### Your task
Give the count of lines containing the string "χώρας", with no other output.

### Supplied records

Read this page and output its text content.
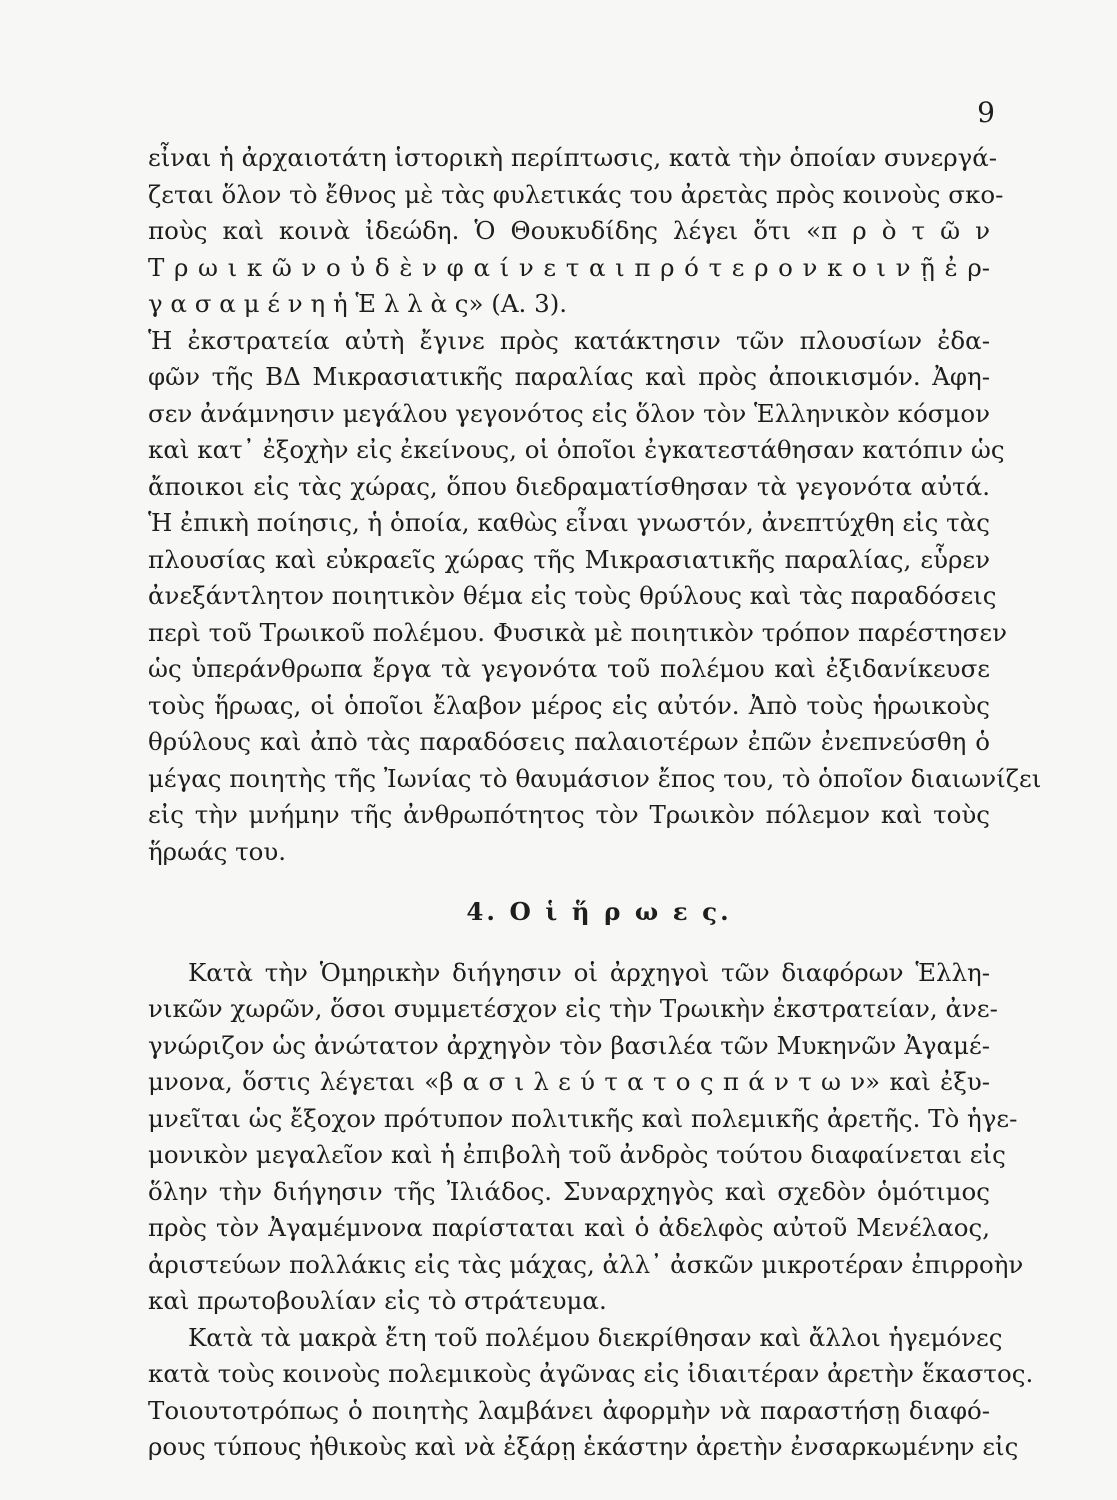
9
εἶναι ἡ ἀρχαιοτάτη ἱστορικὴ περίπτωσις, κατὰ τὴν ὁποίαν συνεργά-
ζεται ὅλον τὸ ἔθνος μὲ τὰς φυλετικάς του ἀρετὰς πρὸς κοινοὺς σκο-
ποὺς καὶ κοινὰ ἰδεώδη. Ὁ Θουκυδίδης λέγει ὅτι «π ρ ὸ τ ῶ ν
Τ ρ ω ι κ ῶ ν ο ὐ δ ὲ ν φ α ί ν ε τ α ι π ρ ό τ ε ρ ο ν κ ο ι ν ῇ ἐ ρ-
γ α σ α μ έ ν η ἡ Ἑ λ λ ὰ ς» (Α. 3).
Ἡ ἐκστρατεία αὐτὴ ἔγινε πρὸς κατάκτησιν τῶν πλουσίων ἐδα-
φῶν τῆς ΒΔ Μικρασιατικῆς παραλίας καὶ πρὸς ἀποικισμόν. Ἀφη-
σεν ἀνάμνησιν μεγάλου γεγονότος εἰς ὅλον τὸν Ἑλληνικὸν κόσμον
καὶ κατ᾽ ἐξοχὴν εἰς ἐκείνους, οἱ ὁποῖοι ἐγκατεστάθησαν κατόπιν ὡς
ἄποικοι εἰς τὰς χώρας, ὅπου διεδραματίσθησαν τὰ γεγονότα αὐτά.
Ἡ ἐπικὴ ποίησις, ἡ ὁποία, καθὼς εἶναι γνωστόν, ἀνεπτύχθη εἰς τὰς
πλουσίας καὶ εὐκραεῖς χώρας τῆς Μικρασιατικῆς παραλίας, εὗρεν
ἀνεξάντλητον ποιητικὸν θέμα εἰς τοὺς θρύλους καὶ τὰς παραδόσεις
περὶ τοῦ Τρωικοῦ πολέμου. Φυσικὰ μὲ ποιητικὸν τρόπον παρέστησεν
ὡς ὑπεράνθρωπα ἔργα τὰ γεγονότα τοῦ πολέμου καὶ ἐξιδανίκευσε
τοὺς ἥρωας, οἱ ὁποῖοι ἔλαβον μέρος εἰς αὐτόν. Ἀπὸ τοὺς ἡρωικοὺς
θρύλους καὶ ἀπὸ τὰς παραδόσεις παλαιοτέρων ἐπῶν ἐνεπνεύσθη ὁ
μέγας ποιητὴς τῆς Ἰωνίας τὸ θαυμάσιον ἔπος του, τὸ ὁποῖον διαιωνίζει
εἰς τὴν μνήμην τῆς ἀνθρωπότητος τὸν Τρωικὸν πόλεμον καὶ τοὺς
ἥρωάς του.
4. Ο ἱ ἥ ρ ω ε ς.
Κατὰ τὴν Ὁμηρικὴν διήγησιν οἱ ἀρχηγοὶ τῶν διαφόρων Ἑλλη-
νικῶν χωρῶν, ὅσοι συμμετέσχον εἰς τὴν Τρωικὴν ἐκστρατείαν, ἀνε-
γνώριζον ὡς ἀνώτατον ἀρχηγὸν τὸν βασιλέα τῶν Μυκηνῶν Ἀγαμέ-
μνονα, ὅστις λέγεται «β α σ ι λ ε ύ τ α τ ο ς π ά ν τ ω ν» καὶ ἐξυ-
μνεῖται ὡς ἔξοχον πρότυπον πολιτικῆς καὶ πολεμικῆς ἀρετῆς. Τὸ ἡγε-
μονικὸν μεγαλεῖον καὶ ἡ ἐπιβολὴ τοῦ ἀνδρὸς τούτου διαφαίνεται εἰς
ὅλην τὴν διήγησιν τῆς Ἰλιάδος. Συναρχηγὸς καὶ σχεδὸν ὁμότιμος
πρὸς τὸν Ἀγαμέμνονα παρίσταται καὶ ὁ ἀδελφὸς αὐτοῦ Μενέλαος,
ἀριστεύων πολλάκις εἰς τὰς μάχας, ἀλλ᾽ ἀσκῶν μικροτέραν ἐπιρροὴν
καὶ πρωτοβουλίαν εἰς τὸ στράτευμα.
Κατὰ τὰ μακρὰ ἔτη τοῦ πολέμου διεκρίθησαν καὶ ἄλλοι ἡγεμόνες
κατὰ τοὺς κοινοὺς πολεμικοὺς ἀγῶνας εἰς ἰδιαιτέραν ἀρετὴν ἕκαστος.
Τοιουτοτρόπως ὁ ποιητὴς λαμβάνει ἀφορμὴν νὰ παραστήσῃ διαφό-
ρους τύπους ἠθικοὺς καὶ νὰ ἐξάρῃ ἑκάστην ἀρετὴν ἐνσαρκωμένην εἰς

### Result for this exercise
2